## [EXTRACTED RECORDS]
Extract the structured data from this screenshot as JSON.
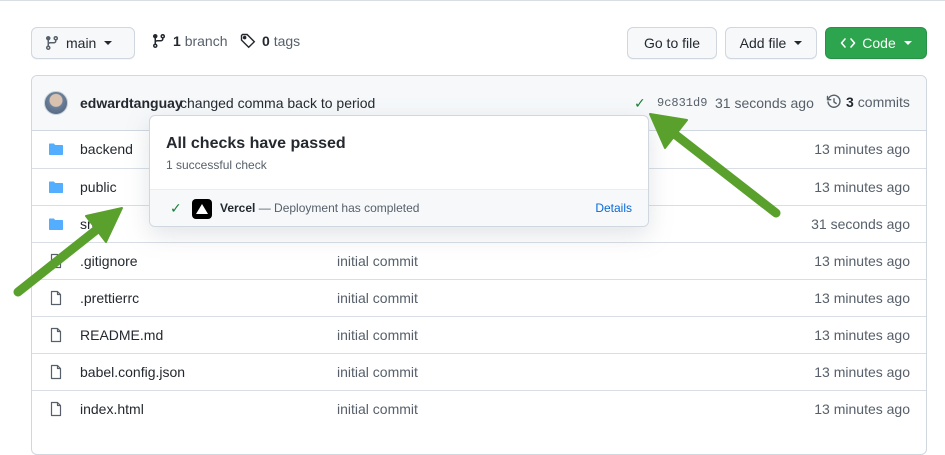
{
  "toolbar": {
    "branch_button": "main",
    "branch_count": "1",
    "branch_label": "branch",
    "tag_count": "0",
    "tag_label": "tags",
    "goto_file": "Go to file",
    "add_file": "Add file",
    "code": "Code"
  },
  "commit": {
    "author": "edwardtanguay",
    "message": "changed comma back to period",
    "sha": "9c831d9",
    "time": "31 seconds ago",
    "commit_count": "3",
    "commit_label": "commits"
  },
  "files": [
    {
      "name": "backend",
      "type": "folder",
      "message": "",
      "age": "13 minutes ago"
    },
    {
      "name": "public",
      "type": "folder",
      "message": "",
      "age": "13 minutes ago"
    },
    {
      "name": "src",
      "type": "folder",
      "message": "",
      "age": "31 seconds ago"
    },
    {
      "name": ".gitignore",
      "type": "file",
      "message": "initial commit",
      "age": "13 minutes ago"
    },
    {
      "name": ".prettierrc",
      "type": "file",
      "message": "initial commit",
      "age": "13 minutes ago"
    },
    {
      "name": "README.md",
      "type": "file",
      "message": "initial commit",
      "age": "13 minutes ago"
    },
    {
      "name": "babel.config.json",
      "type": "file",
      "message": "initial commit",
      "age": "13 minutes ago"
    },
    {
      "name": "index.html",
      "type": "file",
      "message": "initial commit",
      "age": "13 minutes ago"
    }
  ],
  "popover": {
    "title": "All checks have passed",
    "subtitle": "1 successful check",
    "check_name": "Vercel",
    "check_desc": " — Deployment has completed",
    "details": "Details"
  },
  "colors": {
    "green_button": "#2da44e",
    "success": "#1a7f37",
    "link": "#0969da",
    "folder": "#54aeff",
    "annotation_arrow": "#5aa02c"
  }
}
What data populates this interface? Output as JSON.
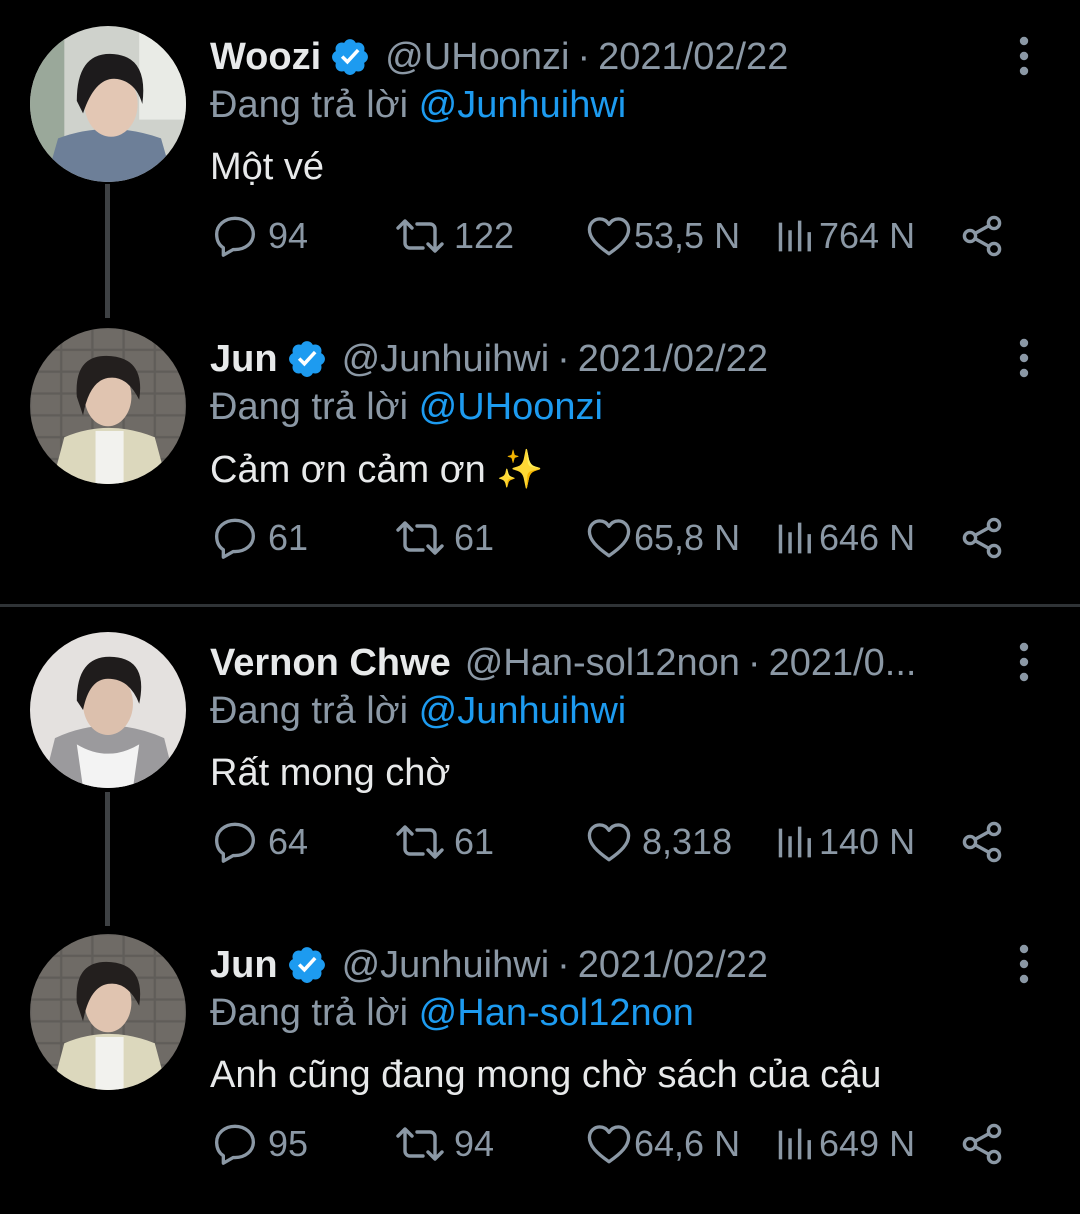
{
  "colors": {
    "background": "#000000",
    "text": "#e7e9ea",
    "muted": "#8b98a5",
    "mention": "#1d9bf0",
    "verified": "#1d9bf0"
  },
  "tweets": [
    {
      "name": "Woozi",
      "handle": "@UHoonzi",
      "sep": "·",
      "date": "2021/02/22",
      "reply_prefix": "Đang trả lời ",
      "reply_to": "@Junhuihwi",
      "text": "Một vé",
      "replies": "94",
      "retweets": "122",
      "likes": "53,5 N",
      "views": "764 N",
      "avatar_icon": "avatar-woozi",
      "verified": true
    },
    {
      "name": "Jun",
      "handle": "@Junhuihwi",
      "sep": "·",
      "date": "2021/02/22",
      "reply_prefix": "Đang trả lời ",
      "reply_to": "@UHoonzi",
      "text": "Cảm ơn cảm ơn ✨",
      "replies": "61",
      "retweets": "61",
      "likes": "65,8 N",
      "views": "646 N",
      "avatar_icon": "avatar-jun",
      "verified": true
    },
    {
      "name": "Vernon Chwe",
      "handle": "@Han-sol12non",
      "sep": "·",
      "date": "2021/0...",
      "reply_prefix": "Đang trả lời ",
      "reply_to": "@Junhuihwi",
      "text": "Rất mong chờ",
      "replies": "64",
      "retweets": "61",
      "likes": "8,318",
      "views": "140 N",
      "avatar_icon": "avatar-vernon",
      "verified": false
    },
    {
      "name": "Jun",
      "handle": "@Junhuihwi",
      "sep": "·",
      "date": "2021/02/22",
      "reply_prefix": "Đang trả lời ",
      "reply_to": "@Han-sol12non",
      "text": "Anh cũng đang mong chờ sách của cậu",
      "replies": "95",
      "retweets": "94",
      "likes": "64,6 N",
      "views": "649 N",
      "avatar_icon": "avatar-jun",
      "verified": true
    }
  ]
}
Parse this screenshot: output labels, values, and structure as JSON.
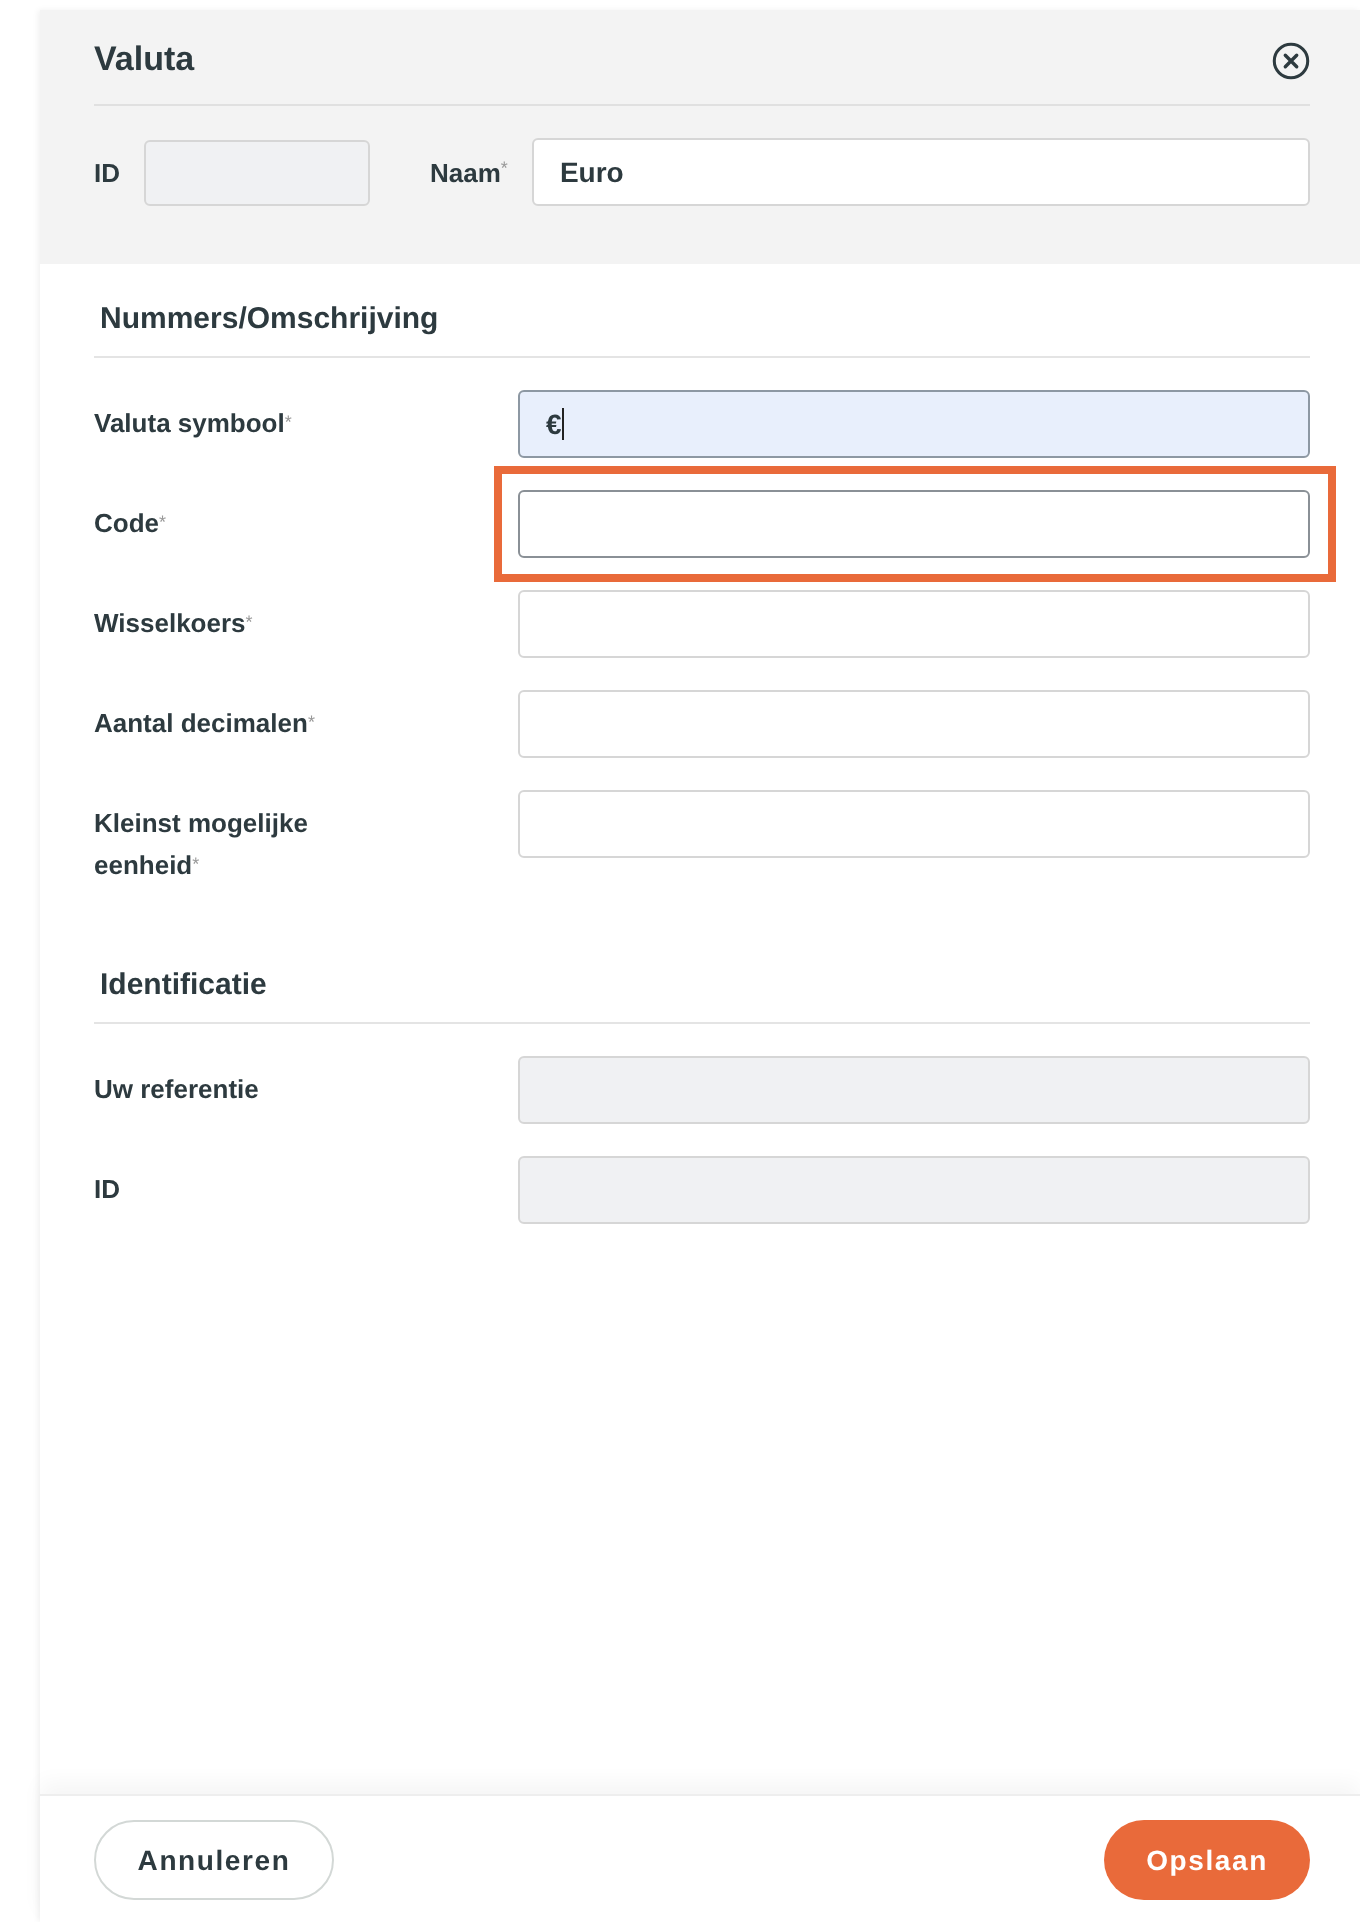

## [TASK INSTRUCTIONS]
Reproduce the full listing faithfully, but do not carry over any pictures.

## [TASK RESULT]
Extract the structured data from this screenshot as JSON.
{
  "toolbar": {
    "branch_button": "main",
    "branch_count": "1",
    "branch_label": "branch",
    "tag_count": "0",
    "tag_label": "tags",
    "goto_file": "Go to file",
    "add_file": "Add file",
    "code": "Code"
  },
  "commit": {
    "author": "edwardtanguay",
    "message": "changed comma back to period",
    "sha": "9c831d9",
    "time": "31 seconds ago",
    "commit_count": "3",
    "commit_label": "commits"
  },
  "files": [
    {
      "name": "backend",
      "type": "folder",
      "message": "",
      "age": "13 minutes ago"
    },
    {
      "name": "public",
      "type": "folder",
      "message": "",
      "age": "13 minutes ago"
    },
    {
      "name": "src",
      "type": "folder",
      "message": "",
      "age": "31 seconds ago"
    },
    {
      "name": ".gitignore",
      "type": "file",
      "message": "initial commit",
      "age": "13 minutes ago"
    },
    {
      "name": ".prettierrc",
      "type": "file",
      "message": "initial commit",
      "age": "13 minutes ago"
    },
    {
      "name": "README.md",
      "type": "file",
      "message": "initial commit",
      "age": "13 minutes ago"
    },
    {
      "name": "babel.config.json",
      "type": "file",
      "message": "initial commit",
      "age": "13 minutes ago"
    },
    {
      "name": "index.html",
      "type": "file",
      "message": "initial commit",
      "age": "13 minutes ago"
    }
  ],
  "popover": {
    "title": "All checks have passed",
    "subtitle": "1 successful check",
    "check_name": "Vercel",
    "check_desc": " — Deployment has completed",
    "details": "Details"
  },
  "colors": {
    "green_button": "#2da44e",
    "success": "#1a7f37",
    "link": "#0969da",
    "folder": "#54aeff",
    "annotation_arrow": "#5aa02c"
  }
}
What data populates this interface? Output as JSON.
{
  "colors": {
    "background": "#000000",
    "text": "#e7e9ea",
    "muted": "#8b98a5",
    "mention": "#1d9bf0",
    "verified": "#1d9bf0"
  },
  "tweets": [
    {
      "name": "Woozi",
      "handle": "@UHoonzi",
      "sep": "·",
      "date": "2021/02/22",
      "reply_prefix": "Đang trả lời ",
      "reply_to": "@Junhuihwi",
      "text": "Một vé",
      "replies": "94",
      "retweets": "122",
      "likes": "53,5 N",
      "views": "764 N",
      "avatar_icon": "avatar-woozi",
      "verified": true
    },
    {
      "name": "Jun",
      "handle": "@Junhuihwi",
      "sep": "·",
      "date": "2021/02/22",
      "reply_prefix": "Đang trả lời ",
      "reply_to": "@UHoonzi",
      "text": "Cảm ơn cảm ơn ✨",
      "replies": "61",
      "retweets": "61",
      "likes": "65,8 N",
      "views": "646 N",
      "avatar_icon": "avatar-jun",
      "verified": true
    },
    {
      "name": "Vernon Chwe",
      "handle": "@Han-sol12non",
      "sep": "·",
      "date": "2021/0...",
      "reply_prefix": "Đang trả lời ",
      "reply_to": "@Junhuihwi",
      "text": "Rất mong chờ",
      "replies": "64",
      "retweets": "61",
      "likes": "8,318",
      "views": "140 N",
      "avatar_icon": "avatar-vernon",
      "verified": false
    },
    {
      "name": "Jun",
      "handle": "@Junhuihwi",
      "sep": "·",
      "date": "2021/02/22",
      "reply_prefix": "Đang trả lời ",
      "reply_to": "@Han-sol12non",
      "text": "Anh cũng đang mong chờ sách của cậu",
      "replies": "95",
      "retweets": "94",
      "likes": "64,6 N",
      "views": "649 N",
      "avatar_icon": "avatar-jun",
      "verified": true
    }
  ]
}
Parse this screenshot: output labels, values, and structure as JSON.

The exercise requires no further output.